▶ [INPUT]
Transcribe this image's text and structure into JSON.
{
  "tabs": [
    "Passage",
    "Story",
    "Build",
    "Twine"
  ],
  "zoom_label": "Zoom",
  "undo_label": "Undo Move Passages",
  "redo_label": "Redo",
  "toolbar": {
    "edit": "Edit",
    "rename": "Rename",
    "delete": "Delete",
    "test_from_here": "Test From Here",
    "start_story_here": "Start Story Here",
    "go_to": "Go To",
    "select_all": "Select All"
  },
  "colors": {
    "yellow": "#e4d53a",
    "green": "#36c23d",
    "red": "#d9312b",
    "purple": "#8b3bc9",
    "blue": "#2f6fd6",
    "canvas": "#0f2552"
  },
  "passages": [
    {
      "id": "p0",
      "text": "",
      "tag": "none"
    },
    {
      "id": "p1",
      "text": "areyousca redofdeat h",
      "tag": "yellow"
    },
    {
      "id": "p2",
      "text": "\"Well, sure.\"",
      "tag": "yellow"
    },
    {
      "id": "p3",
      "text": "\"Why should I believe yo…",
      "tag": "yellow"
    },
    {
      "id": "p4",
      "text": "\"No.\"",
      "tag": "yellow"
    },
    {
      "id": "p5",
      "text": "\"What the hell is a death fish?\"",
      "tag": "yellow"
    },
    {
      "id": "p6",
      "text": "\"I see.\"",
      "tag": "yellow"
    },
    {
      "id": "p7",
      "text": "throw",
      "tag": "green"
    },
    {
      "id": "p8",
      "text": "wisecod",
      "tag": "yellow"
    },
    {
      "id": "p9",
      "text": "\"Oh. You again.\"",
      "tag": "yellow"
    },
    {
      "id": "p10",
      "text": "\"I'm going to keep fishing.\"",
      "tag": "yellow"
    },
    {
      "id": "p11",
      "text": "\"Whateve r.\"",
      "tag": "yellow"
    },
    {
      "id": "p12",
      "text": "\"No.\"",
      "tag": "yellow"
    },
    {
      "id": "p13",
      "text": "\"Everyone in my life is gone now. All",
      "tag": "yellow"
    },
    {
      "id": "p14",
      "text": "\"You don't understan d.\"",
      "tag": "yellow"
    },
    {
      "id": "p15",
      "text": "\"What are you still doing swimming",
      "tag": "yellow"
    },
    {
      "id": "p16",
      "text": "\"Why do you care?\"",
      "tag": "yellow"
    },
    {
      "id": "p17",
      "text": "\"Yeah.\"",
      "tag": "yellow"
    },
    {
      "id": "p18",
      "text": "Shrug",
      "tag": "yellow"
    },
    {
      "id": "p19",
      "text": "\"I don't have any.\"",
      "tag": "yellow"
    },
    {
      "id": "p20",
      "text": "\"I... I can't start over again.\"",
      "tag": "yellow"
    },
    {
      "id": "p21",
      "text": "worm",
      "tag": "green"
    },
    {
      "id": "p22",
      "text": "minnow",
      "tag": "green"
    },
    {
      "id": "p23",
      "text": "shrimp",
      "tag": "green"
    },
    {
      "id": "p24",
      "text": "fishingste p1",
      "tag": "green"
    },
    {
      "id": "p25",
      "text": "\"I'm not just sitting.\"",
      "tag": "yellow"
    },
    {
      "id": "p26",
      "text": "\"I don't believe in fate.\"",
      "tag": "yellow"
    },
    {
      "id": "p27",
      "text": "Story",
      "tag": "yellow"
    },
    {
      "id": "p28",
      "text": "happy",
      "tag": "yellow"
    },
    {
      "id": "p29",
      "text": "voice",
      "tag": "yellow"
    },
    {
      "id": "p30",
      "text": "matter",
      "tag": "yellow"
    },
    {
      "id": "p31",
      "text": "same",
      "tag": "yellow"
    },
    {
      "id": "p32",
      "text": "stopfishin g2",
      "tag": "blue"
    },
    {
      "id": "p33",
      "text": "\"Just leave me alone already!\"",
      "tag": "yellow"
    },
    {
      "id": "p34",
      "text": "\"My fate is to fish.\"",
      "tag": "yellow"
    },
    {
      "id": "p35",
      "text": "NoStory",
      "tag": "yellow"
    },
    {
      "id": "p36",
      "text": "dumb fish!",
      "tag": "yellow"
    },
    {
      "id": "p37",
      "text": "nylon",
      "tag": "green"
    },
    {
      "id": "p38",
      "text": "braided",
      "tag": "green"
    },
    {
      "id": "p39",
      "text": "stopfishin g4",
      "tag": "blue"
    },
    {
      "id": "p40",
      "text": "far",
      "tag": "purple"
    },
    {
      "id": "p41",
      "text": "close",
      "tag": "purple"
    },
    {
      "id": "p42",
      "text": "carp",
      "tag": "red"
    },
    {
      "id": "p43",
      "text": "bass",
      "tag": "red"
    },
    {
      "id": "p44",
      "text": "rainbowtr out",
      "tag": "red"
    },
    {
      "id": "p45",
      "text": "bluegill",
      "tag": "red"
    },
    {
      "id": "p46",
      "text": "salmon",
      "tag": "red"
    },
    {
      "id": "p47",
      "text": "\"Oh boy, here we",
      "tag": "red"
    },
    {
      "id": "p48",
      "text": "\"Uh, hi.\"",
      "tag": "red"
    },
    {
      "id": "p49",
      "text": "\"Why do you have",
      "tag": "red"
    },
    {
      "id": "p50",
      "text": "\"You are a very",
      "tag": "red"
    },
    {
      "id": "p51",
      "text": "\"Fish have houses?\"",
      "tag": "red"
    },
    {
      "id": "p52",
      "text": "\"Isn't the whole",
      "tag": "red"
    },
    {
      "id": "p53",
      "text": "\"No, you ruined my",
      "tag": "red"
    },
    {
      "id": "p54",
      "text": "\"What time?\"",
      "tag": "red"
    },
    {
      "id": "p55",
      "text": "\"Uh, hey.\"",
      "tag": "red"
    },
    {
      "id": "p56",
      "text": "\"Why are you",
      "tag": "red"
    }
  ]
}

▶ [INSTRUCTIONS TO FOLLOW]
Only a number is wanted: how many lines above include "fate"?

▶ [COMPLETE ANSWER]
2